**Objective**
Show every line in the entries below where the word "title" appears.

### Data for the task

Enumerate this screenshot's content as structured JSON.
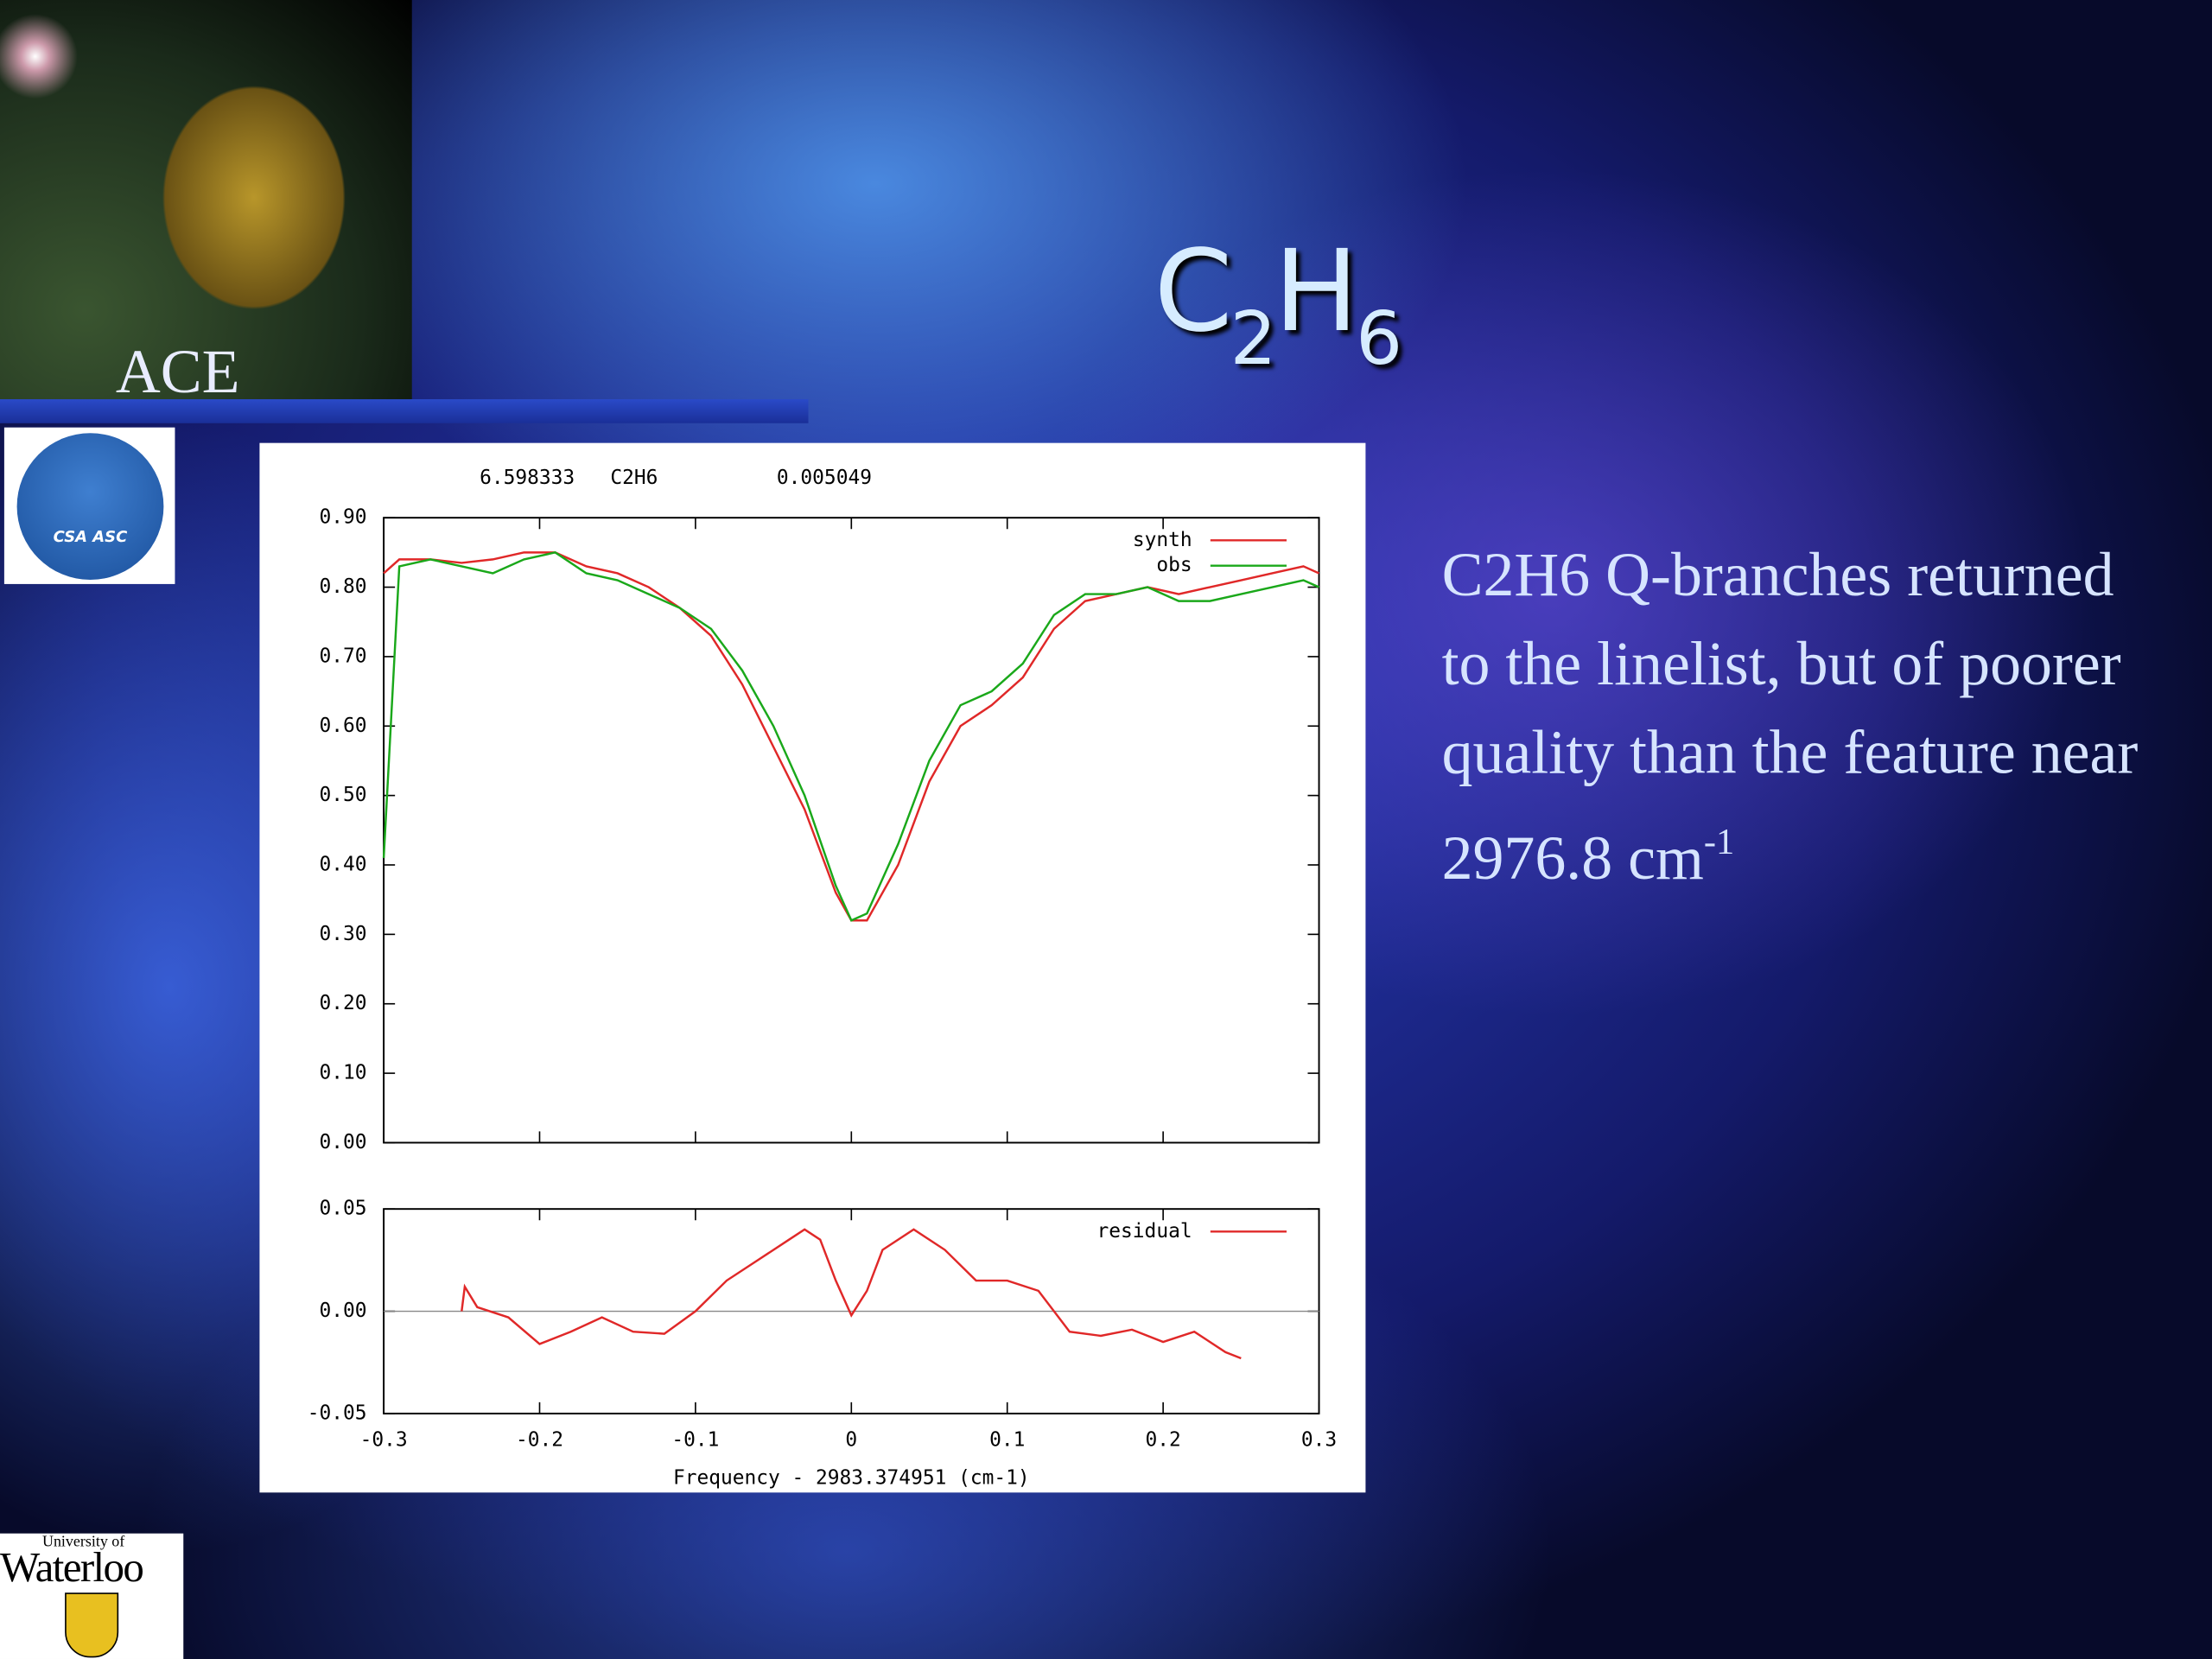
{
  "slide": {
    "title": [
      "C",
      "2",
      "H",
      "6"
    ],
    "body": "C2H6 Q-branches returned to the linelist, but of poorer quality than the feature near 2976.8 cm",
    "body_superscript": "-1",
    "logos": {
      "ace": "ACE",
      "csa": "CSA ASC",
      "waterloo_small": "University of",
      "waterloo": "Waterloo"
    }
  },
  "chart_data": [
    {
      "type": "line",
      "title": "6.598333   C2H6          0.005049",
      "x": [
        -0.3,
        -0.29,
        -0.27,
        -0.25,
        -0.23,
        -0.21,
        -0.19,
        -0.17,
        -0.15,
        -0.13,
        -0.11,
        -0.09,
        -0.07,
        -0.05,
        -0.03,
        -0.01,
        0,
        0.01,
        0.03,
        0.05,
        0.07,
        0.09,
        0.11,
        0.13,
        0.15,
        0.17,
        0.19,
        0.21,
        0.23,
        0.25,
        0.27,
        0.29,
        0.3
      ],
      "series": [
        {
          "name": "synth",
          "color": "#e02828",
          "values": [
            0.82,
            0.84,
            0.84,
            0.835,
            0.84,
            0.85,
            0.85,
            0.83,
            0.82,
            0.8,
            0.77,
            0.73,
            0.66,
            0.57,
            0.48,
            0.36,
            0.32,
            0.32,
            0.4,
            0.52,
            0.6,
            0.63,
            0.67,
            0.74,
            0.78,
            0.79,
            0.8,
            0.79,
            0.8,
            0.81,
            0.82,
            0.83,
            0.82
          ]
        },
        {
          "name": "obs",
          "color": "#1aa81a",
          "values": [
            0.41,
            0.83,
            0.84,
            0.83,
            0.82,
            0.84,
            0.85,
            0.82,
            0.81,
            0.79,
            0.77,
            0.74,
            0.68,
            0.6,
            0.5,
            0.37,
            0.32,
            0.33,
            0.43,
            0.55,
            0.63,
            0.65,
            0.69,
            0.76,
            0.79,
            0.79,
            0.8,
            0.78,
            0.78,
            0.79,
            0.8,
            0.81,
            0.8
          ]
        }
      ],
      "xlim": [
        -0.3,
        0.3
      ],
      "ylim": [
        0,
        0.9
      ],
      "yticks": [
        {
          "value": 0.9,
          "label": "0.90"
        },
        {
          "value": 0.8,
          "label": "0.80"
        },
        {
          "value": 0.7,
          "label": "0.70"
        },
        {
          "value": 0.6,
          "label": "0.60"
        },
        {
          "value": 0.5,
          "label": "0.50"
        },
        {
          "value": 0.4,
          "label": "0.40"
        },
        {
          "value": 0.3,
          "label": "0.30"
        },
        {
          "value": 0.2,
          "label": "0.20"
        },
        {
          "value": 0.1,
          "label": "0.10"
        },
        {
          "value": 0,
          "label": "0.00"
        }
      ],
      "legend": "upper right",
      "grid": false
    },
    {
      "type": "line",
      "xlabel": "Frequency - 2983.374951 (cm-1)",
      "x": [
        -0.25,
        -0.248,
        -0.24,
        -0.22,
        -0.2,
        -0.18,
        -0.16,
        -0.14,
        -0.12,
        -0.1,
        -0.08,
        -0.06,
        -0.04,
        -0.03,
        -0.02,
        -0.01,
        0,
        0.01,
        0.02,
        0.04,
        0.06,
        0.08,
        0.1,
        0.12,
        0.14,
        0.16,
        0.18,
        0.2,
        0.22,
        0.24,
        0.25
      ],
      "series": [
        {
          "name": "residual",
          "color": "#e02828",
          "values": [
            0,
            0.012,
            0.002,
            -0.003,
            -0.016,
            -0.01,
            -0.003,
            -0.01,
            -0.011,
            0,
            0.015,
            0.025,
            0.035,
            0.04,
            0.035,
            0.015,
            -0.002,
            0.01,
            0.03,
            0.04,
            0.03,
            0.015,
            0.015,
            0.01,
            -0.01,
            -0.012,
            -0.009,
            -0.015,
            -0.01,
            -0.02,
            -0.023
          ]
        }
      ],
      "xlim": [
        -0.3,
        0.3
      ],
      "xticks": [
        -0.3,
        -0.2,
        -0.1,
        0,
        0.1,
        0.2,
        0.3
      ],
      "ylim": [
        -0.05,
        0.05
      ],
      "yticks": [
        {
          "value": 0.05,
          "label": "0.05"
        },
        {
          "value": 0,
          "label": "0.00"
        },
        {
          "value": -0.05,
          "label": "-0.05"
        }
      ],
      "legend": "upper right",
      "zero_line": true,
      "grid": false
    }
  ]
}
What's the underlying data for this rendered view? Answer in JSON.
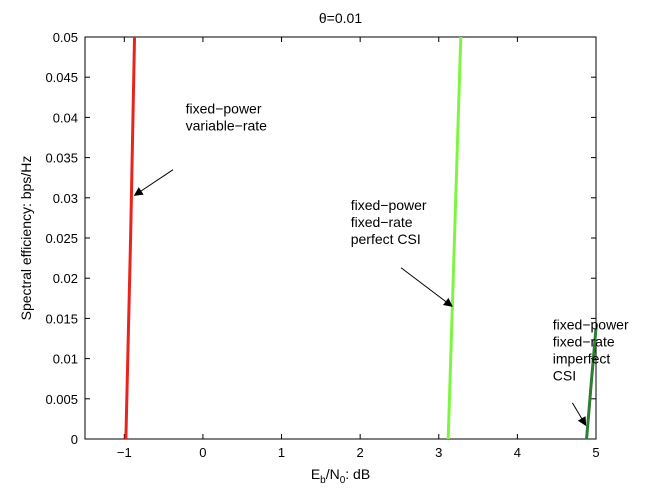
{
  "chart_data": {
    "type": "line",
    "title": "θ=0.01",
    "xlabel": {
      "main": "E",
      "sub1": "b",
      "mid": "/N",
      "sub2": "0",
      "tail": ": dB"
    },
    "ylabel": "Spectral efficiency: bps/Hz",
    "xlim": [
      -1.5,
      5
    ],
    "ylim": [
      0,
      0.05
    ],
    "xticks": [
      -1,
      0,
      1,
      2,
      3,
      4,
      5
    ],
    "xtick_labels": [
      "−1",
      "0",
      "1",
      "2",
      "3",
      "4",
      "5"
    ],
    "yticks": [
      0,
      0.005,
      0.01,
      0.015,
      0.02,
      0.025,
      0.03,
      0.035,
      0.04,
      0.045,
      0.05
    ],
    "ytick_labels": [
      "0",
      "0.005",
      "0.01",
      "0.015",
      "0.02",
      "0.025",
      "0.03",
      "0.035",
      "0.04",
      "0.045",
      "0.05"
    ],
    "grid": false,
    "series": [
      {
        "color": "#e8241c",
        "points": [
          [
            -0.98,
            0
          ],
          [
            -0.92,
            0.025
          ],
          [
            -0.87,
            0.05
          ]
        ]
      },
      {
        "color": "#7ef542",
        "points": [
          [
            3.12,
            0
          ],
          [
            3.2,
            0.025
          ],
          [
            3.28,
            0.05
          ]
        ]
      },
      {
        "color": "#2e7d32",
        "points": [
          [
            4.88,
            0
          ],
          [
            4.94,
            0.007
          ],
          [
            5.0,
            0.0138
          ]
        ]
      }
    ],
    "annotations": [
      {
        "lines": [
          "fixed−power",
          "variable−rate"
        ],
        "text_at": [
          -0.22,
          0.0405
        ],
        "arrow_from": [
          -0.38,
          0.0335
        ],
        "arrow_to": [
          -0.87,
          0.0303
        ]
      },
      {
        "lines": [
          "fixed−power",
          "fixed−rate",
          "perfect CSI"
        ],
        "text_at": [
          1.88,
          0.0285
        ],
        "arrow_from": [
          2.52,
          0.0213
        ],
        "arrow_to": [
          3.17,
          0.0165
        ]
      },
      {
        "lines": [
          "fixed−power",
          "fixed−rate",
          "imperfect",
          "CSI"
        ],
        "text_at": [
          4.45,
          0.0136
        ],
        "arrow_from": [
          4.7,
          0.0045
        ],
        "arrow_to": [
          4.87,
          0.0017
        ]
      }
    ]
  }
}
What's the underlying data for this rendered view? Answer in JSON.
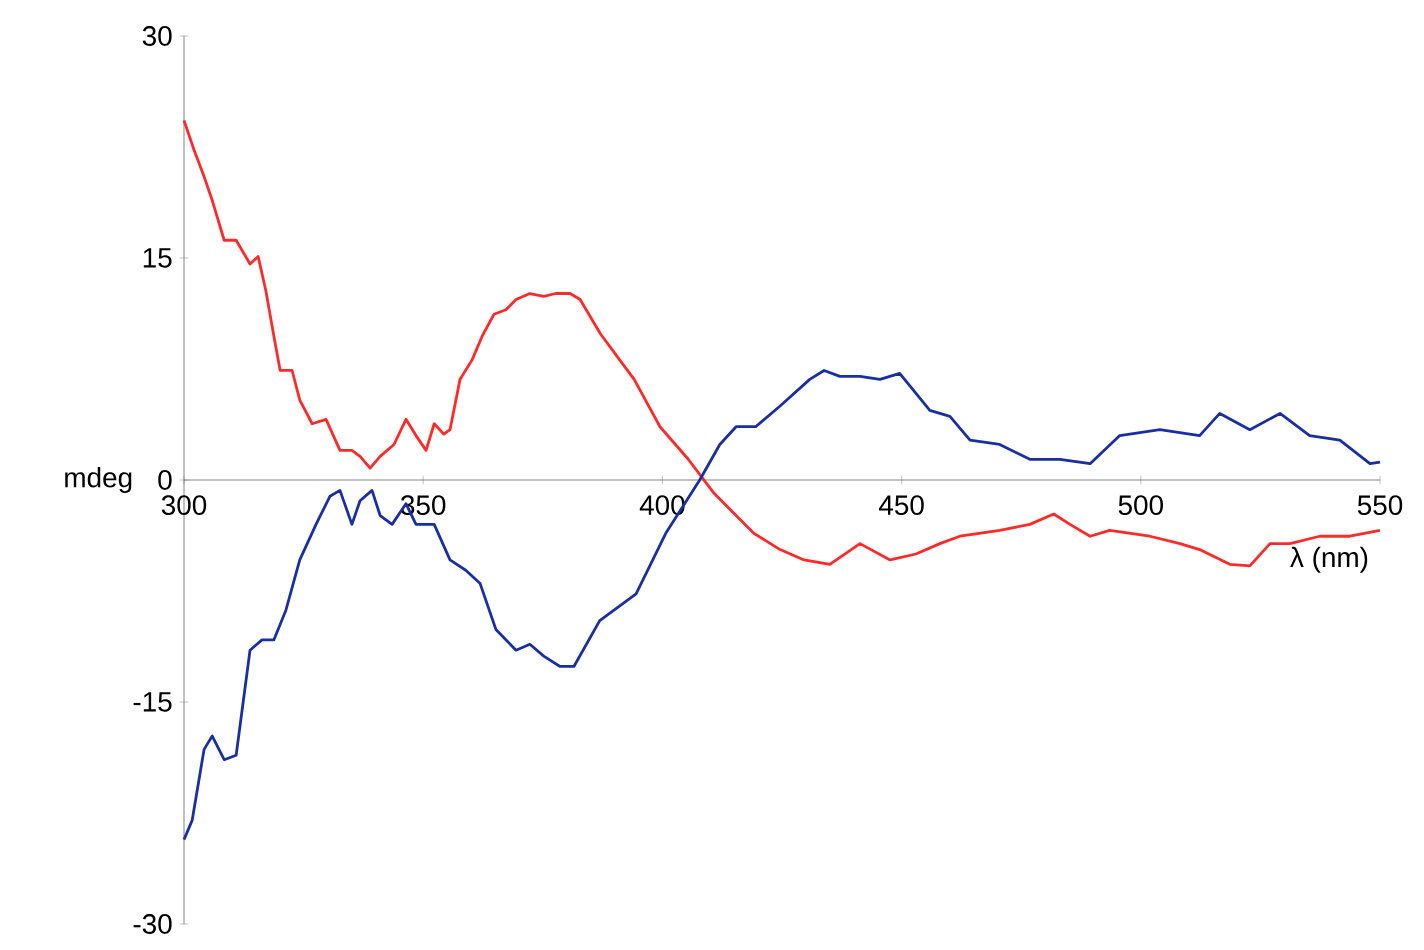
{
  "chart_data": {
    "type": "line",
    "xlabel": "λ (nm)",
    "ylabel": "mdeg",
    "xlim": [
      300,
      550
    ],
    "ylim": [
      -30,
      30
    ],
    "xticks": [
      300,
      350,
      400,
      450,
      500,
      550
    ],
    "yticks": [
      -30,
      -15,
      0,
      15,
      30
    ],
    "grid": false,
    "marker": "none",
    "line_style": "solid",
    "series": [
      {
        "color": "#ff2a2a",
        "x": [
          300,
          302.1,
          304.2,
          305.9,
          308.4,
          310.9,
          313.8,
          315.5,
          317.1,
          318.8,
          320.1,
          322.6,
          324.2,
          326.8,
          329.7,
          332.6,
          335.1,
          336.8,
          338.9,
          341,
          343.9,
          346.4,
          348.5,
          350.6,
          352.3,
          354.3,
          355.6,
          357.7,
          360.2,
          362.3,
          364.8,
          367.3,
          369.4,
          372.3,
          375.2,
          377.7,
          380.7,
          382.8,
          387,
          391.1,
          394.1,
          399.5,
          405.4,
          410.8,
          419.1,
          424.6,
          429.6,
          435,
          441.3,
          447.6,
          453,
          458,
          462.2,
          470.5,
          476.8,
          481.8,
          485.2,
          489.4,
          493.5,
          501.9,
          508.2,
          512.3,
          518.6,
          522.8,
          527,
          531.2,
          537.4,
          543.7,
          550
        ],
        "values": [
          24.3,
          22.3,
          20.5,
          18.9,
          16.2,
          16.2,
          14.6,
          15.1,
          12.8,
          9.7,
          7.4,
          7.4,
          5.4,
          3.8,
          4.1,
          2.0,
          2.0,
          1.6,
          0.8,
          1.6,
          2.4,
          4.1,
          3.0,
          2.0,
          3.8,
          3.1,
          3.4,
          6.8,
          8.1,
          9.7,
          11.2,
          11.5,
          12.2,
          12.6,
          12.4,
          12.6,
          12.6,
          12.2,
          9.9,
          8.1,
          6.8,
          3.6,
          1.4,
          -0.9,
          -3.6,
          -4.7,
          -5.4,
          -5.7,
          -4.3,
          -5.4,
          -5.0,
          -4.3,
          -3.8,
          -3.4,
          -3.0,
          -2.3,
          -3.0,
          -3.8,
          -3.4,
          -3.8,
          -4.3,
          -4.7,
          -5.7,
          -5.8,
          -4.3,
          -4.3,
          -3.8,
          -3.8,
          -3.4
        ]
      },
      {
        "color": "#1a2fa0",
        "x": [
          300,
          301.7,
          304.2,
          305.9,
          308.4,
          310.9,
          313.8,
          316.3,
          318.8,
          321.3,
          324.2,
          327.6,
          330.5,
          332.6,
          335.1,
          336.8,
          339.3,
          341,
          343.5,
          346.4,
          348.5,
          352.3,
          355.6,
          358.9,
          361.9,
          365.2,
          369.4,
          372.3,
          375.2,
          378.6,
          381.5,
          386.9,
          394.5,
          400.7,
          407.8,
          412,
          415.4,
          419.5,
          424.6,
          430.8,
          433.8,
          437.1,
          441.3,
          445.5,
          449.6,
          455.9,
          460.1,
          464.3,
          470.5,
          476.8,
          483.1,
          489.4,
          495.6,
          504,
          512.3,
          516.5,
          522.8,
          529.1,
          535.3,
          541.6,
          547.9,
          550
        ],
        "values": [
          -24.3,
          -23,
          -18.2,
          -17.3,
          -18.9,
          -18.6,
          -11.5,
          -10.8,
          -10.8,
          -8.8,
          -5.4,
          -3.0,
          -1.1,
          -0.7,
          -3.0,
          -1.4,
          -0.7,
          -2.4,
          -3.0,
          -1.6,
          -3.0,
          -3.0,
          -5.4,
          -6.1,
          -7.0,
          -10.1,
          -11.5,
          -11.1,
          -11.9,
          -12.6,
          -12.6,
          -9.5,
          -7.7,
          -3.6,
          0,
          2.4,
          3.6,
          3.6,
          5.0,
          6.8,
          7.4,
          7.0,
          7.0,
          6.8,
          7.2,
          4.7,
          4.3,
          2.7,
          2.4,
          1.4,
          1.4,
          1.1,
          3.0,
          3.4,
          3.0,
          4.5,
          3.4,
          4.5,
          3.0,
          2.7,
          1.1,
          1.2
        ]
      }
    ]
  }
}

######

**Solution to this problem**
    "title": [
      "title": "6.598333   C2H6          0.005049",
    "title": "θ=0.01",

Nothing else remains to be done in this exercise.